*** Opening Data for processing ***
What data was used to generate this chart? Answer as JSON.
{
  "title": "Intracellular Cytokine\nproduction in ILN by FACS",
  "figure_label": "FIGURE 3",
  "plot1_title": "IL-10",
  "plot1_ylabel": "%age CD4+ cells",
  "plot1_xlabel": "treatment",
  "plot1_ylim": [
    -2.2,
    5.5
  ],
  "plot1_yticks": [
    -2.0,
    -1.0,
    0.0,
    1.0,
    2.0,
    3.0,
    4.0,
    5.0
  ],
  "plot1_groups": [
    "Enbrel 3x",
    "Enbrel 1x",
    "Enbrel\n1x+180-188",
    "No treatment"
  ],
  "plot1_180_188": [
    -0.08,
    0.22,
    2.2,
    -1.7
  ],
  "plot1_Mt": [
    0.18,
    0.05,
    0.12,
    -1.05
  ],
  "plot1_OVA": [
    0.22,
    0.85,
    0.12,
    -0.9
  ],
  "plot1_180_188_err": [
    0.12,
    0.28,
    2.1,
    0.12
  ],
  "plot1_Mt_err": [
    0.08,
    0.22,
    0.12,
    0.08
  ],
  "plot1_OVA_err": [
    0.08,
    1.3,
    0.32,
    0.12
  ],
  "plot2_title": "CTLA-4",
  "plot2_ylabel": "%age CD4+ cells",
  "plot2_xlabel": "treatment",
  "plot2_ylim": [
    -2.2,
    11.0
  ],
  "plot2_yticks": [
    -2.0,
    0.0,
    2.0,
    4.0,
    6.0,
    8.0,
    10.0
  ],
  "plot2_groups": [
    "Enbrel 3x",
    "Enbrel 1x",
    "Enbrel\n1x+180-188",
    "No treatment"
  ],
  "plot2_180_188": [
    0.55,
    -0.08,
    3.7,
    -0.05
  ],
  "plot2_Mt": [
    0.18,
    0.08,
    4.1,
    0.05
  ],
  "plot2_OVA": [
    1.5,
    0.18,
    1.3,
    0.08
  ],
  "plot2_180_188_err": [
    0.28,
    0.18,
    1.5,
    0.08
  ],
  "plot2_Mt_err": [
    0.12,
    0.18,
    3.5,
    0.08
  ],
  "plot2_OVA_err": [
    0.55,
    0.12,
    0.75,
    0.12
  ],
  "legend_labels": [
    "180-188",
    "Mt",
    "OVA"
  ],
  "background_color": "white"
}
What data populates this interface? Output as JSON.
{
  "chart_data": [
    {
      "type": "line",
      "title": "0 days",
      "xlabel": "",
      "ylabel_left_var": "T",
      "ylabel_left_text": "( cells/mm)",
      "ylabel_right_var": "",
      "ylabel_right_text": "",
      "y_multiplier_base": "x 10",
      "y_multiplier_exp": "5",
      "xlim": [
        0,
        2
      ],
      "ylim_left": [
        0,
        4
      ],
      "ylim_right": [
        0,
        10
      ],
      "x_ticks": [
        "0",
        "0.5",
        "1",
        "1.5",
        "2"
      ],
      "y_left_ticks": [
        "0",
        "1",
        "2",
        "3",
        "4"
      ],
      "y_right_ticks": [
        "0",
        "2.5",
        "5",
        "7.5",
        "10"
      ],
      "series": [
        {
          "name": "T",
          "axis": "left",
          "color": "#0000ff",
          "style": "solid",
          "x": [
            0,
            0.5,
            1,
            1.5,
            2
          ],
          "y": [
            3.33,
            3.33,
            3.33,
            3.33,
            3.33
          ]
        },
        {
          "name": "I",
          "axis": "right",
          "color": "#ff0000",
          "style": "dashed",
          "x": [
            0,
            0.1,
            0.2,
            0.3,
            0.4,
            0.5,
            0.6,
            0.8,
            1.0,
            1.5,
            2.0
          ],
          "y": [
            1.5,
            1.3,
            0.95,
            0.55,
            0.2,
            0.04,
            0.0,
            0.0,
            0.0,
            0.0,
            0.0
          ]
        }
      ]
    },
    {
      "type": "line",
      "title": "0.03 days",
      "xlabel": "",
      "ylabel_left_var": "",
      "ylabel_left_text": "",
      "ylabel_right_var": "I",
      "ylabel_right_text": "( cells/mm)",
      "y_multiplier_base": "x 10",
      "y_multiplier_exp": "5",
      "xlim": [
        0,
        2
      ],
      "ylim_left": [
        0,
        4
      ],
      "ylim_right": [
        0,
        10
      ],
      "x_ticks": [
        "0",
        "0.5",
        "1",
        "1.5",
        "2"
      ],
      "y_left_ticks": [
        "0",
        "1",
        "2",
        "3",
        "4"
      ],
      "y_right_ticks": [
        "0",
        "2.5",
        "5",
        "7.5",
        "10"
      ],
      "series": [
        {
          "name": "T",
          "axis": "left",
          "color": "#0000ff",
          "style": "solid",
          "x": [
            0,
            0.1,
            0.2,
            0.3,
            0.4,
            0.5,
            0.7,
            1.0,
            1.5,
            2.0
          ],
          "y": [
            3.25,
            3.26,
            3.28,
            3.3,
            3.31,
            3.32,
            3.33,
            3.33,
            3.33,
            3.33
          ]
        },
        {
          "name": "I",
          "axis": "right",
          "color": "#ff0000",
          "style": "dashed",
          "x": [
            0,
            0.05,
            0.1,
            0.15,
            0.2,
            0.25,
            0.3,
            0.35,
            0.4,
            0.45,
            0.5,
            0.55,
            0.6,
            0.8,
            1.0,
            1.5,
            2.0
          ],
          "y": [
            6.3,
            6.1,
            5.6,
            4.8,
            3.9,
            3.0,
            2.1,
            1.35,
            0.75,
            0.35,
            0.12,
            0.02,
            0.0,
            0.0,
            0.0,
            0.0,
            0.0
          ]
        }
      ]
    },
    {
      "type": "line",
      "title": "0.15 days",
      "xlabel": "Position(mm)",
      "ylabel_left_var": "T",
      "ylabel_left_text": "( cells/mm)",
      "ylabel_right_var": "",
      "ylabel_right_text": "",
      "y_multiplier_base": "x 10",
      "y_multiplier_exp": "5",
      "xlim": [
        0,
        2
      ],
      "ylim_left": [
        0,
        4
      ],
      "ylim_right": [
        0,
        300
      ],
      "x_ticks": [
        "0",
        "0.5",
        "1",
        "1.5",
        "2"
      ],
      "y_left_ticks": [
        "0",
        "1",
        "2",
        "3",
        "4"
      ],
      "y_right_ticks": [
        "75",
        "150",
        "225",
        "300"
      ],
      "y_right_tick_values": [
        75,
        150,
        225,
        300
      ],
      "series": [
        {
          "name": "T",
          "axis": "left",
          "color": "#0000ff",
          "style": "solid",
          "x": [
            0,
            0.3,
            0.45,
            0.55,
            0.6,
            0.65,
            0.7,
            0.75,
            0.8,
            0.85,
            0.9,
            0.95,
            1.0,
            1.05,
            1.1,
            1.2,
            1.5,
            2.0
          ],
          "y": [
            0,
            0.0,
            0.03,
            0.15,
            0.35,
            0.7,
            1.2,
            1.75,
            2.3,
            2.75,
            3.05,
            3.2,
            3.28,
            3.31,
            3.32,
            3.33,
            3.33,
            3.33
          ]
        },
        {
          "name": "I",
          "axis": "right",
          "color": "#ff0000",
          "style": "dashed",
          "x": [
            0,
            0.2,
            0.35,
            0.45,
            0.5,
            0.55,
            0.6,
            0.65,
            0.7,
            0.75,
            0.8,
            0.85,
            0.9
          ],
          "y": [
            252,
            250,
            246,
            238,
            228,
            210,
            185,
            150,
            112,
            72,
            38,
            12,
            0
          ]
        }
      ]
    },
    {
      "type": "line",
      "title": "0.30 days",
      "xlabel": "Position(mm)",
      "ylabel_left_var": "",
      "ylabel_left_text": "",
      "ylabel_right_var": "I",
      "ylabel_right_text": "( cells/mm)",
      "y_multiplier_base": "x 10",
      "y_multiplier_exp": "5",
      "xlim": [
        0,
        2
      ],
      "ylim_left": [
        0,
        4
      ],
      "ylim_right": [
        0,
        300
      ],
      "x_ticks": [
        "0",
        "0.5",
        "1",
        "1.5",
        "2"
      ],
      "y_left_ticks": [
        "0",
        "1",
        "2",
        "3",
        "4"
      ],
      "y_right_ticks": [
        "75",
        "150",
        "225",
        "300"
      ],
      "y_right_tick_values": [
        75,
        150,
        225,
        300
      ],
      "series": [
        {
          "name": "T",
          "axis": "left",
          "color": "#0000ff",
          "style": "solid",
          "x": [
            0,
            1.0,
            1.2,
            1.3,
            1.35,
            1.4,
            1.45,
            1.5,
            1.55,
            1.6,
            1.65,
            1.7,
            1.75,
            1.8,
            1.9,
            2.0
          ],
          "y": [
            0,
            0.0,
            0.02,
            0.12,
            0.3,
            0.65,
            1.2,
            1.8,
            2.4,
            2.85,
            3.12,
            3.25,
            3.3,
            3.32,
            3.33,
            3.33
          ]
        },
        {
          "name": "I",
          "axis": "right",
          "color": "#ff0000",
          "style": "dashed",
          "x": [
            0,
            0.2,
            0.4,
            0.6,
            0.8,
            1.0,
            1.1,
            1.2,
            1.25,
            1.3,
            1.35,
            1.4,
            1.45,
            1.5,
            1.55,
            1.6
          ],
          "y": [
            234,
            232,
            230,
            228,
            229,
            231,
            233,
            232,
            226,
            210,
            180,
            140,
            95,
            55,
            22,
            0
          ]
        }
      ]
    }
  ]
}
*** Closing Data for processing ***
— What is expected —
Some lines in the records may hold "JSON"; state how many do, and give no more than that number.

— Exercise output —
2